* _Objective_
Only the lines from the line holding "What text is on this page?" to the last line should be output, each exactly as given.

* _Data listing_
*-*-*

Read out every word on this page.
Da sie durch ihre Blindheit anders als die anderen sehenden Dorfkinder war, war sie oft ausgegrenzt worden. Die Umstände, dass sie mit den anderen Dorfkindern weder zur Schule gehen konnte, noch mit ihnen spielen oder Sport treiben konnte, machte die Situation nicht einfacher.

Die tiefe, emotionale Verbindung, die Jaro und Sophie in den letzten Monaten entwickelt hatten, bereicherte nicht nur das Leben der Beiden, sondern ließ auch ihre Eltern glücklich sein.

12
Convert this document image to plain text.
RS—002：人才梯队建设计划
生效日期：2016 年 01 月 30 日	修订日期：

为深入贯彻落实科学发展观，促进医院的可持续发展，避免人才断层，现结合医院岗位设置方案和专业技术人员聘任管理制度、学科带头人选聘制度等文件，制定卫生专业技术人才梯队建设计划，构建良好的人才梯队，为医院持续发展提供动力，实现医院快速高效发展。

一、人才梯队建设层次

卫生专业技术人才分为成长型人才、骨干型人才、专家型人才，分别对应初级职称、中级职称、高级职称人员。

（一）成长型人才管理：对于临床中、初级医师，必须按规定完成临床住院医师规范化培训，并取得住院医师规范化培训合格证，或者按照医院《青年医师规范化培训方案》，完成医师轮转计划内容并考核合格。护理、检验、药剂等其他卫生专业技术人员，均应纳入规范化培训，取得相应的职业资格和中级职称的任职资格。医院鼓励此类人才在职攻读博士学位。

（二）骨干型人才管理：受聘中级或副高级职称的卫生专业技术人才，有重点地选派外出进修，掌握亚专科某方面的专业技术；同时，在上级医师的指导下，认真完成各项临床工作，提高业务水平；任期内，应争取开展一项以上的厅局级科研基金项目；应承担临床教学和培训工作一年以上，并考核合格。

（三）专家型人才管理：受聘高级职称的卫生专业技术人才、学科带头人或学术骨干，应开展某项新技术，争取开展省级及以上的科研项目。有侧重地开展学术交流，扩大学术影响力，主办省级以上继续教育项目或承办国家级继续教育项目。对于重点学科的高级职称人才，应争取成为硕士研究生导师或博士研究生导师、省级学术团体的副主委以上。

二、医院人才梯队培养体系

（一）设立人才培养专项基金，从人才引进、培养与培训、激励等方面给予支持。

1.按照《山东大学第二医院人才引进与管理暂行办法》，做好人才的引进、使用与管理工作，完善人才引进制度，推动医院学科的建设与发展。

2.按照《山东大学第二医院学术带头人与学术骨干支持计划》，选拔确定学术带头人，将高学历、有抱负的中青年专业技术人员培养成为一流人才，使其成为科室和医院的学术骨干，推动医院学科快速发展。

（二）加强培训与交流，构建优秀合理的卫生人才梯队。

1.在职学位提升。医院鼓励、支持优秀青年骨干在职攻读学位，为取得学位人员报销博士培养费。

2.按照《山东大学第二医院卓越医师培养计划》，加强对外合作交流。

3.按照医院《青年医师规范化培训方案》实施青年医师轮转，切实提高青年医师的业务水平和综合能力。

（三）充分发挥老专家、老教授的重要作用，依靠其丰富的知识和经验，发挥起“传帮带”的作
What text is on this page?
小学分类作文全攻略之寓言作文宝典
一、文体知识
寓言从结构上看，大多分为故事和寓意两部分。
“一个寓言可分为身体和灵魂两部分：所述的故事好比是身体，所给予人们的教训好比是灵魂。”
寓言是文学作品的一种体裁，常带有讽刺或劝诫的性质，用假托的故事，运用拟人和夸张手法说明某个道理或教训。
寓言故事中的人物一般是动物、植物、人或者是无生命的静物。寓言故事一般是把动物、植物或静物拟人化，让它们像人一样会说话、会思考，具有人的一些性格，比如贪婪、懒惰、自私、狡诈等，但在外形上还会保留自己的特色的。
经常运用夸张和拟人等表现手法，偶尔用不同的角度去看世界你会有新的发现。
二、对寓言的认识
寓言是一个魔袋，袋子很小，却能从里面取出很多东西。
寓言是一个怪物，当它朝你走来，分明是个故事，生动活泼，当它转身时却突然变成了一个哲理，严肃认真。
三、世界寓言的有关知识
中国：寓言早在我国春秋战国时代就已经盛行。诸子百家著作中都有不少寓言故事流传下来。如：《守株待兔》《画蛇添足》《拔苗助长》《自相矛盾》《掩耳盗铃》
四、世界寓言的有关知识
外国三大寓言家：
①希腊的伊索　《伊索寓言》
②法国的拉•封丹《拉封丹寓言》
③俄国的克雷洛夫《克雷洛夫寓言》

*-*-*

* _Right answer_
What text is on this page?
小学分类作文全攻略之寓言作文宝典
一、文体知识
寓言从结构上看，大多分为故事和寓意两部分。
“一个寓言可分为身体和灵魂两部分：所述的故事好比是身体，所给予人们的教训好比是灵魂。”
寓言是文学作品的一种体裁，常带有讽刺或劝诫的性质，用假托的故事，运用拟人和夸张手法说明某个道理或教训。
寓言故事中的人物一般是动物、植物、人或者是无生命的静物。寓言故事一般是把动物、植物或静物拟人化，让它们像人一样会说话、会思考，具有人的一些性格，比如贪婪、懒惰、自私、狡诈等，但在外形上还会保留自己的特色的。
经常运用夸张和拟人等表现手法，偶尔用不同的角度去看世界你会有新的发现。
二、对寓言的认识
寓言是一个魔袋，袋子很小，却能从里面取出很多东西。
寓言是一个怪物，当它朝你走来，分明是个故事，生动活泼，当它转身时却突然变成了一个哲理，严肃认真。
三、世界寓言的有关知识
中国：寓言早在我国春秋战国时代就已经盛行。诸子百家著作中都有不少寓言故事流传下来。如：《守株待兔》《画蛇添足》《拔苗助长》《自相矛盾》《掩耳盗铃》
四、世界寓言的有关知识
外国三大寓言家：
①希腊的伊索　《伊索寓言》
②法国的拉•封丹《拉封丹寓言》
③俄国的克雷洛夫《克雷洛夫寓言》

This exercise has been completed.